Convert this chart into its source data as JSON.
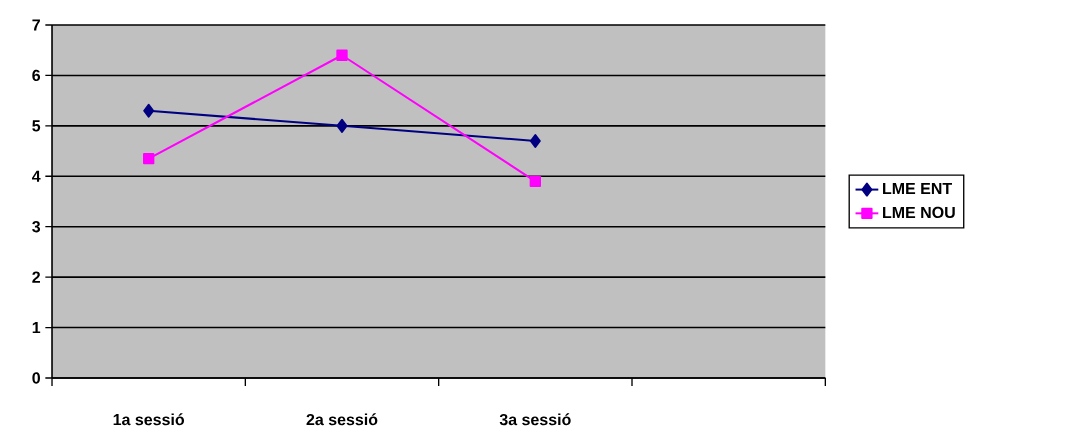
{
  "chart_data": {
    "type": "line",
    "categories": [
      "1a sessió",
      "2a sessió",
      "3a sessió",
      null
    ],
    "series": [
      {
        "name": "LME ENT",
        "color": "#000080",
        "marker": "diamond",
        "values": [
          5.3,
          5.0,
          4.7,
          null
        ]
      },
      {
        "name": "LME NOU",
        "color": "#ff00ff",
        "marker": "square",
        "values": [
          4.35,
          6.4,
          3.9,
          null
        ]
      }
    ],
    "ylim": [
      0,
      7
    ],
    "yticks": [
      0,
      1,
      2,
      3,
      4,
      5,
      6,
      7
    ],
    "grid": "y",
    "legend": "right"
  }
}
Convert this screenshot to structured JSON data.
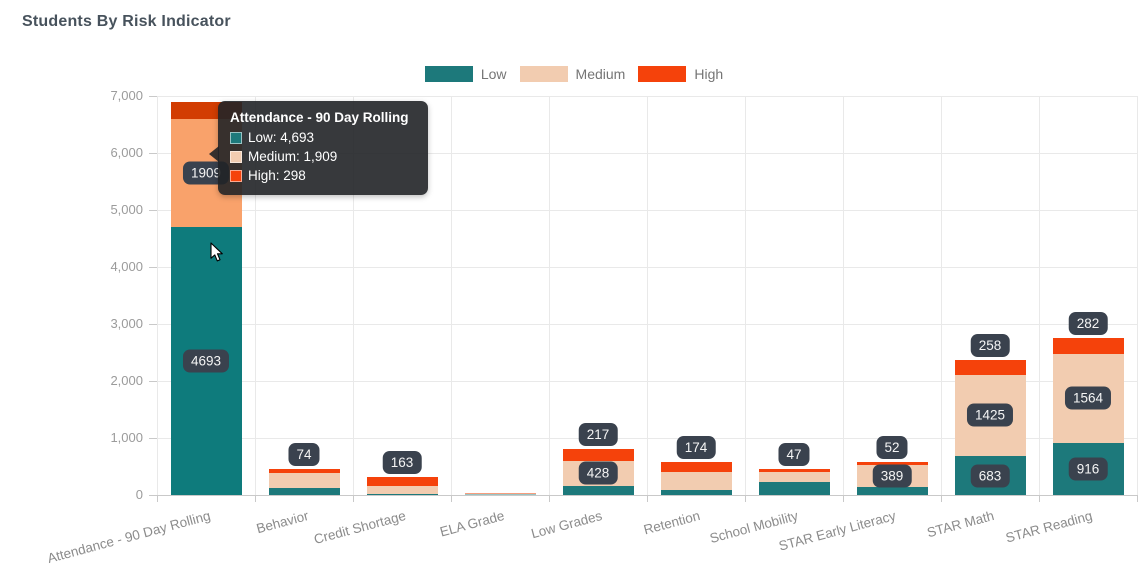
{
  "page": {
    "title": "Students By Risk Indicator"
  },
  "colors": {
    "low": "#1d797b",
    "medium": "#f2ccb0",
    "high": "#f5420b",
    "low_highlight": "#0e7b7c",
    "medium_highlight": "#f9a26b",
    "high_highlight": "#d23d02",
    "label_badge_bg": "#3a424e",
    "axis_text": "#9b9b9b",
    "title_text": "#47525c"
  },
  "legend": {
    "items": [
      {
        "label": "Low",
        "color_key": "low"
      },
      {
        "label": "Medium",
        "color_key": "medium"
      },
      {
        "label": "High",
        "color_key": "high"
      }
    ]
  },
  "chart_data": {
    "type": "bar",
    "stacked": true,
    "title": "Students By Risk Indicator",
    "xlabel": "",
    "ylabel": "",
    "ylim": [
      0,
      7000
    ],
    "ytick_step": 1000,
    "yticks": [
      "0",
      "1,000",
      "2,000",
      "3,000",
      "4,000",
      "5,000",
      "6,000",
      "7,000"
    ],
    "grid": "both",
    "legend_position": "top",
    "highlighted_category_index": 0,
    "categories": [
      "Attendance - 90 Day Rolling",
      "Behavior",
      "Credit Shortage",
      "ELA Grade",
      "Low Grades",
      "Retention",
      "School Mobility",
      "STAR Early Literacy",
      "STAR Math",
      "STAR Reading"
    ],
    "series": [
      {
        "name": "Low",
        "color_key": "low",
        "values": [
          4693,
          130,
          25,
          20,
          165,
          80,
          235,
          145,
          683,
          916
        ],
        "labels": [
          "4693",
          null,
          null,
          null,
          null,
          null,
          null,
          null,
          "683",
          "916"
        ]
      },
      {
        "name": "Medium",
        "color_key": "medium",
        "values": [
          1909,
          260,
          135,
          10,
          428,
          330,
          175,
          389,
          1425,
          1564
        ],
        "labels": [
          "1909",
          null,
          null,
          null,
          "428",
          null,
          null,
          "389",
          "1425",
          "1564"
        ]
      },
      {
        "name": "High",
        "color_key": "high",
        "values": [
          298,
          74,
          163,
          5,
          217,
          174,
          47,
          52,
          258,
          282
        ],
        "labels": [
          null,
          "74",
          "163",
          null,
          "217",
          "174",
          "47",
          "52",
          "258",
          "282"
        ]
      }
    ]
  },
  "tooltip": {
    "title": "Attendance - 90 Day Rolling",
    "rows": [
      {
        "series": "Low",
        "color_key": "low",
        "value": "4,693"
      },
      {
        "series": "Medium",
        "color_key": "medium",
        "value": "1,909"
      },
      {
        "series": "High",
        "color_key": "high",
        "value": "298"
      }
    ]
  }
}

______________________________

» WHAT THIS TASK INVOLVES:
Leave the images out and output the remaining material exactly as it stands.

» OUTPUT OF THE TASK:
Convert this chart into its source data as JSON.
{
  "chart_data": {
    "type": "line",
    "categories": [
      "1a sessió",
      "2a sessió",
      "3a sessió",
      null
    ],
    "series": [
      {
        "name": "LME ENT",
        "color": "#000080",
        "marker": "diamond",
        "values": [
          5.3,
          5.0,
          4.7,
          null
        ]
      },
      {
        "name": "LME NOU",
        "color": "#ff00ff",
        "marker": "square",
        "values": [
          4.35,
          6.4,
          3.9,
          null
        ]
      }
    ],
    "ylim": [
      0,
      7
    ],
    "yticks": [
      0,
      1,
      2,
      3,
      4,
      5,
      6,
      7
    ],
    "grid": "y",
    "legend": "right"
  }
}
Convert this screenshot to structured JSON data.
{
  "page": {
    "title": "Students By Risk Indicator"
  },
  "colors": {
    "low": "#1d797b",
    "medium": "#f2ccb0",
    "high": "#f5420b",
    "low_highlight": "#0e7b7c",
    "medium_highlight": "#f9a26b",
    "high_highlight": "#d23d02",
    "label_badge_bg": "#3a424e",
    "axis_text": "#9b9b9b",
    "title_text": "#47525c"
  },
  "legend": {
    "items": [
      {
        "label": "Low",
        "color_key": "low"
      },
      {
        "label": "Medium",
        "color_key": "medium"
      },
      {
        "label": "High",
        "color_key": "high"
      }
    ]
  },
  "chart_data": {
    "type": "bar",
    "stacked": true,
    "title": "Students By Risk Indicator",
    "xlabel": "",
    "ylabel": "",
    "ylim": [
      0,
      7000
    ],
    "ytick_step": 1000,
    "yticks": [
      "0",
      "1,000",
      "2,000",
      "3,000",
      "4,000",
      "5,000",
      "6,000",
      "7,000"
    ],
    "grid": "both",
    "legend_position": "top",
    "highlighted_category_index": 0,
    "categories": [
      "Attendance - 90 Day Rolling",
      "Behavior",
      "Credit Shortage",
      "ELA Grade",
      "Low Grades",
      "Retention",
      "School Mobility",
      "STAR Early Literacy",
      "STAR Math",
      "STAR Reading"
    ],
    "series": [
      {
        "name": "Low",
        "color_key": "low",
        "values": [
          4693,
          130,
          25,
          20,
          165,
          80,
          235,
          145,
          683,
          916
        ],
        "labels": [
          "4693",
          null,
          null,
          null,
          null,
          null,
          null,
          null,
          "683",
          "916"
        ]
      },
      {
        "name": "Medium",
        "color_key": "medium",
        "values": [
          1909,
          260,
          135,
          10,
          428,
          330,
          175,
          389,
          1425,
          1564
        ],
        "labels": [
          "1909",
          null,
          null,
          null,
          "428",
          null,
          null,
          "389",
          "1425",
          "1564"
        ]
      },
      {
        "name": "High",
        "color_key": "high",
        "values": [
          298,
          74,
          163,
          5,
          217,
          174,
          47,
          52,
          258,
          282
        ],
        "labels": [
          null,
          "74",
          "163",
          null,
          "217",
          "174",
          "47",
          "52",
          "258",
          "282"
        ]
      }
    ]
  },
  "tooltip": {
    "title": "Attendance - 90 Day Rolling",
    "rows": [
      {
        "series": "Low",
        "color_key": "low",
        "value": "4,693"
      },
      {
        "series": "Medium",
        "color_key": "medium",
        "value": "1,909"
      },
      {
        "series": "High",
        "color_key": "high",
        "value": "298"
      }
    ]
  }
}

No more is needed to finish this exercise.